[start of DATASET EXTRACT]

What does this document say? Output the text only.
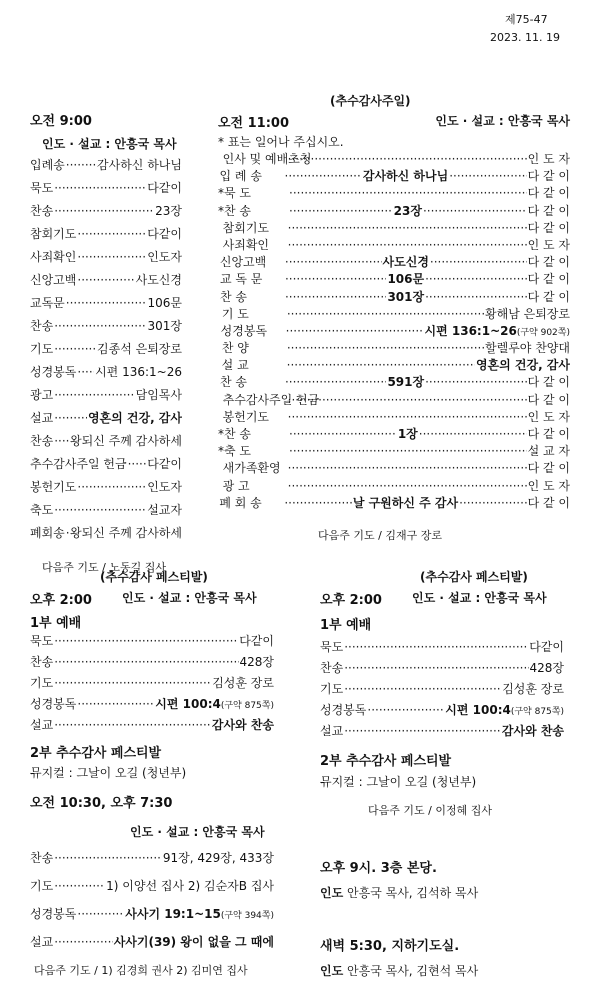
제75-47
2023. 11. 19
(추수감사주일)
오전 9:00
인도 · 설교 : 안흥국 목사
입례송 ·····	감사하신 하나님
묵도 ·····	다같이
찬송 ·····	23장
참회기도 ·····	다같이
사죄확인 ·····	인도자
신앙고백 ·····	사도신경
교독문 ·····	106문
찬송 ·····	301장
기도 ·····	김종석 은퇴장로
성경봉독 ····· 시편 136:1~26
광고 ·····	담임목사
설교 ·····	영혼의 건강, 감사
찬송 ····· 왕되신 주께 감사하세
추수감사주일 헌금 ····· 다같이
봉헌기도 ·····	인도자
축도 ·····	설교자
폐회송 ····· 왕되신 주께 감사하세
다음주 기도 / 노동길 집사
오전 11:00	인도 · 설교 : 안흥국 목사
* 표는 일어나 주십시오.
인사 및 예배초청 ·····	인 도 자
입 례 송 ·····	감사하신 하나님 ·····	다 같 이
* 묵 도 ·····	다 같 이
* 찬 송 ·····	23장 ·····	다 같 이
참회기도 ·····	다 같 이
사죄확인 ·····	인 도 자
신앙고백 ·····	사도신경 ·····	다 같 이
교 독 문 ·····	106문 ·····	다 같 이
찬 송 ·····	301장 ·····	다 같 이
기 도 ·····	황해남 은퇴장로
성경봉독 ·····	시편 136:1~26 (구약 902쪽)
찬 양 ·····	할렐루야 찬양대
설 교 ·····	영혼의 건강, 감사
찬 송 ·····	591장 ·····	다 같 이
추수감사주일 헌금 ·····	다 같 이
봉헌기도 ·····	인 도 자
* 찬 송 ·····	1장 ·····	다 같 이
* 축 도 ·····	설 교 자
새가족환영 ·····	다 같 이
광 고 ·····	인 도 자
폐 회 송 ·····	날 구원하신 주 감사 ·····	다 같 이
다음주 기도 / 김재구 장로
(추수감사 페스티발)
오후 2:00	인도 · 설교 : 안흥국 목사
1부 예배
묵도 ·····	다같이
찬송 ·····	428장
기도 ·····	김성훈 장로
성경봉독 ·····	시편 100:4 (구약 875쪽)
설교 ·····	감사와 찬송
2부 추수감사 페스티발
뮤지컬 : 그날이 오길 (청년부)
(추수감사 페스티발)
오후 2:00	인도 · 설교 : 안흥국 목사
1부 예배
묵도 ·····	다같이
찬송 ·····	428장
기도 ·····	김성훈 장로
성경봉독 ·····	시편 100:4 (구약 875쪽)
설교 ·····	감사와 찬송
2부 추수감사 페스티발
뮤지컬 : 그날이 오길 (청년부)
다음주 기도 / 이정혜 집사
오전 10:30, 오후 7:30
인도 · 설교 : 안흥국 목사
찬송 ·····	91장, 429장, 433장
기도 ·····	1) 이양선 집사 2) 김순자B 집사
성경봉독 ·····	사사기 19:1~15 (구약 394쪽)
설교 ·····	사사기(39) 왕이 없을 그 때에
다음주 기도 / 1) 김경희 권사 2) 김미연 집사
오후 9시. 3층 본당.
인도 안흥국 목사, 김석하 목사
새벽 5:30, 지하기도실.
인도 안흥국 목사, 김현석 목사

[end of DATASET EXTRACT]

TASK: Leave the pictures out, and transcribe each of the records exactly.

SOLUTION TO THE EXERCISE:
What does this document say? Output the text only.
제75-47
2023. 11. 19
(추수감사주일)
오전 9:00
인도 · 설교 : 안흥국 목사
입례송 ·····	감사하신 하나님
묵도 ·····	다같이
찬송 ·····	23장
참회기도 ·····	다같이
사죄확인 ·····	인도자
신앙고백 ·····	사도신경
교독문 ·····	106문
찬송 ·····	301장
기도 ·····	김종석 은퇴장로
성경봉독 ····· 시편 136:1~26
광고 ·····	담임목사
설교 ·····	영혼의 건강, 감사
찬송 ····· 왕되신 주께 감사하세
추수감사주일 헌금 ····· 다같이
봉헌기도 ·····	인도자
축도 ·····	설교자
폐회송 ····· 왕되신 주께 감사하세
다음주 기도 / 노동길 집사
오전 11:00	인도 · 설교 : 안흥국 목사
* 표는 일어나 주십시오.
인사 및 예배초청 ·····	인 도 자
입 례 송 ·····	감사하신 하나님 ·····	다 같 이
* 묵 도 ·····	다 같 이
* 찬 송 ·····	23장 ·····	다 같 이
참회기도 ·····	다 같 이
사죄확인 ·····	인 도 자
신앙고백 ·····	사도신경 ·····	다 같 이
교 독 문 ·····	106문 ·····	다 같 이
찬 송 ·····	301장 ·····	다 같 이
기 도 ·····	황해남 은퇴장로
성경봉독 ·····	시편 136:1~26 (구약 902쪽)
찬 양 ·····	할렐루야 찬양대
설 교 ·····	영혼의 건강, 감사
찬 송 ·····	591장 ·····	다 같 이
추수감사주일 헌금 ·····	다 같 이
봉헌기도 ·····	인 도 자
* 찬 송 ·····	1장 ·····	다 같 이
* 축 도 ·····	설 교 자
새가족환영 ·····	다 같 이
광 고 ·····	인 도 자
폐 회 송 ·····	날 구원하신 주 감사 ·····	다 같 이
다음주 기도 / 김재구 장로
(추수감사 페스티발)
오후 2:00	인도 · 설교 : 안흥국 목사
1부 예배
묵도 ·····	다같이
찬송 ·····	428장
기도 ·····	김성훈 장로
성경봉독 ·····	시편 100:4 (구약 875쪽)
설교 ·····	감사와 찬송
2부 추수감사 페스티발
뮤지컬 : 그날이 오길 (청년부)
(추수감사 페스티발)
오후 2:00	인도 · 설교 : 안흥국 목사
1부 예배
묵도 ·····	다같이
찬송 ·····	428장
기도 ·····	김성훈 장로
성경봉독 ·····	시편 100:4 (구약 875쪽)
설교 ·····	감사와 찬송
2부 추수감사 페스티발
뮤지컬 : 그날이 오길 (청년부)
다음주 기도 / 이정혜 집사
오전 10:30, 오후 7:30
인도 · 설교 : 안흥국 목사
찬송 ·····	91장, 429장, 433장
기도 ·····	1) 이양선 집사 2) 김순자B 집사
성경봉독 ·····	사사기 19:1~15 (구약 394쪽)
설교 ·····	사사기(39) 왕이 없을 그 때에
다음주 기도 / 1) 김경희 권사 2) 김미연 집사
오후 9시. 3층 본당.
인도 안흥국 목사, 김석하 목사
새벽 5:30, 지하기도실.
인도 안흥국 목사, 김현석 목사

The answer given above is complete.